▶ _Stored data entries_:
=======

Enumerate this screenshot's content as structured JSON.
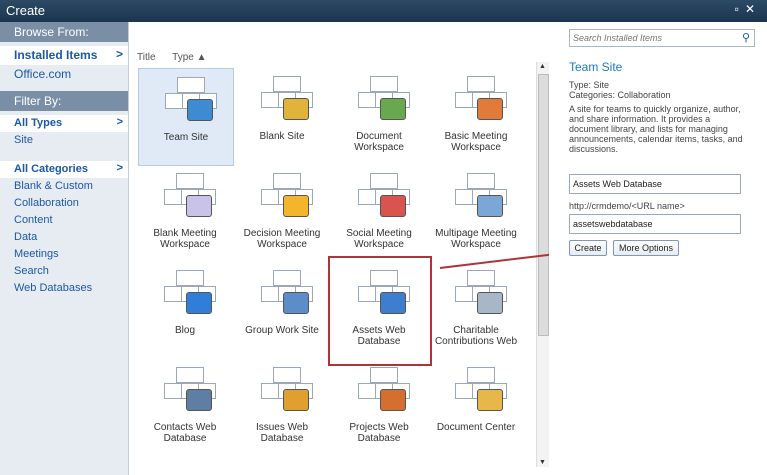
{
  "window": {
    "title": "Create"
  },
  "sidebar": {
    "browse_from": "Browse From:",
    "browse_items": [
      {
        "label": "Installed Items"
      },
      {
        "label": "Office.com"
      }
    ],
    "filter_by": "Filter By:",
    "type_items": [
      {
        "label": "All Types"
      },
      {
        "label": "Site"
      }
    ],
    "category_items": [
      {
        "label": "All Categories"
      },
      {
        "label": "Blank & Custom"
      },
      {
        "label": "Collaboration"
      },
      {
        "label": "Content"
      },
      {
        "label": "Data"
      },
      {
        "label": "Meetings"
      },
      {
        "label": "Search"
      },
      {
        "label": "Web Databases"
      }
    ]
  },
  "list_header": {
    "title": "Title",
    "type": "Type ▲"
  },
  "tiles": [
    {
      "label": "Team Site",
      "icon": "team-site-icon"
    },
    {
      "label": "Blank Site",
      "icon": "blank-site-icon"
    },
    {
      "label": "Document Workspace",
      "icon": "document-workspace-icon"
    },
    {
      "label": "Basic Meeting Workspace",
      "icon": "basic-meeting-workspace-icon"
    },
    {
      "label": "Blank Meeting Workspace",
      "icon": "blank-meeting-workspace-icon"
    },
    {
      "label": "Decision Meeting Workspace",
      "icon": "decision-meeting-workspace-icon"
    },
    {
      "label": "Social Meeting Workspace",
      "icon": "social-meeting-workspace-icon"
    },
    {
      "label": "Multipage Meeting Workspace",
      "icon": "multipage-meeting-workspace-icon"
    },
    {
      "label": "Blog",
      "icon": "blog-icon"
    },
    {
      "label": "Group Work Site",
      "icon": "group-work-site-icon"
    },
    {
      "label": "Assets Web Database",
      "icon": "assets-web-database-icon"
    },
    {
      "label": "Charitable Contributions Web",
      "icon": "charitable-contributions-icon"
    },
    {
      "label": "Contacts Web Database",
      "icon": "contacts-web-database-icon"
    },
    {
      "label": "Issues Web Database",
      "icon": "issues-web-database-icon"
    },
    {
      "label": "Projects Web Database",
      "icon": "projects-web-database-icon"
    },
    {
      "label": "Document Center",
      "icon": "document-center-icon"
    }
  ],
  "details": {
    "search_placeholder": "Search Installed Items",
    "title": "Team Site",
    "type_line": "Type: Site",
    "categories_line": "Categories: Collaboration",
    "description": "A site for teams to quickly organize, author, and share information. It provides a document library, and lists for managing announcements, calendar items, tasks, and discussions.",
    "name_value": "Assets Web Database",
    "url_label": "http://crmdemo/<URL name>",
    "url_value": "assetswebdatabase",
    "create_label": "Create",
    "more_options_label": "More Options"
  },
  "colors": {
    "accent": "#1b58a5",
    "highlight_box": "#b0323a",
    "titlebar": "#1b3550"
  }
}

=======

▶ _Problem to solve_: Transcribe every line from the records above without alteration, and leave out the images.

▶ _The response_:
Enumerate this screenshot's content as structured JSON.
{
  "window": {
    "title": "Create"
  },
  "sidebar": {
    "browse_from": "Browse From:",
    "browse_items": [
      {
        "label": "Installed Items"
      },
      {
        "label": "Office.com"
      }
    ],
    "filter_by": "Filter By:",
    "type_items": [
      {
        "label": "All Types"
      },
      {
        "label": "Site"
      }
    ],
    "category_items": [
      {
        "label": "All Categories"
      },
      {
        "label": "Blank & Custom"
      },
      {
        "label": "Collaboration"
      },
      {
        "label": "Content"
      },
      {
        "label": "Data"
      },
      {
        "label": "Meetings"
      },
      {
        "label": "Search"
      },
      {
        "label": "Web Databases"
      }
    ]
  },
  "list_header": {
    "title": "Title",
    "type": "Type ▲"
  },
  "tiles": [
    {
      "label": "Team Site",
      "icon": "team-site-icon"
    },
    {
      "label": "Blank Site",
      "icon": "blank-site-icon"
    },
    {
      "label": "Document Workspace",
      "icon": "document-workspace-icon"
    },
    {
      "label": "Basic Meeting Workspace",
      "icon": "basic-meeting-workspace-icon"
    },
    {
      "label": "Blank Meeting Workspace",
      "icon": "blank-meeting-workspace-icon"
    },
    {
      "label": "Decision Meeting Workspace",
      "icon": "decision-meeting-workspace-icon"
    },
    {
      "label": "Social Meeting Workspace",
      "icon": "social-meeting-workspace-icon"
    },
    {
      "label": "Multipage Meeting Workspace",
      "icon": "multipage-meeting-workspace-icon"
    },
    {
      "label": "Blog",
      "icon": "blog-icon"
    },
    {
      "label": "Group Work Site",
      "icon": "group-work-site-icon"
    },
    {
      "label": "Assets Web Database",
      "icon": "assets-web-database-icon"
    },
    {
      "label": "Charitable Contributions Web",
      "icon": "charitable-contributions-icon"
    },
    {
      "label": "Contacts Web Database",
      "icon": "contacts-web-database-icon"
    },
    {
      "label": "Issues Web Database",
      "icon": "issues-web-database-icon"
    },
    {
      "label": "Projects Web Database",
      "icon": "projects-web-database-icon"
    },
    {
      "label": "Document Center",
      "icon": "document-center-icon"
    }
  ],
  "details": {
    "search_placeholder": "Search Installed Items",
    "title": "Team Site",
    "type_line": "Type: Site",
    "categories_line": "Categories: Collaboration",
    "description": "A site for teams to quickly organize, author, and share information. It provides a document library, and lists for managing announcements, calendar items, tasks, and discussions.",
    "name_value": "Assets Web Database",
    "url_label": "http://crmdemo/<URL name>",
    "url_value": "assetswebdatabase",
    "create_label": "Create",
    "more_options_label": "More Options"
  },
  "colors": {
    "accent": "#1b58a5",
    "highlight_box": "#b0323a",
    "titlebar": "#1b3550"
  }
}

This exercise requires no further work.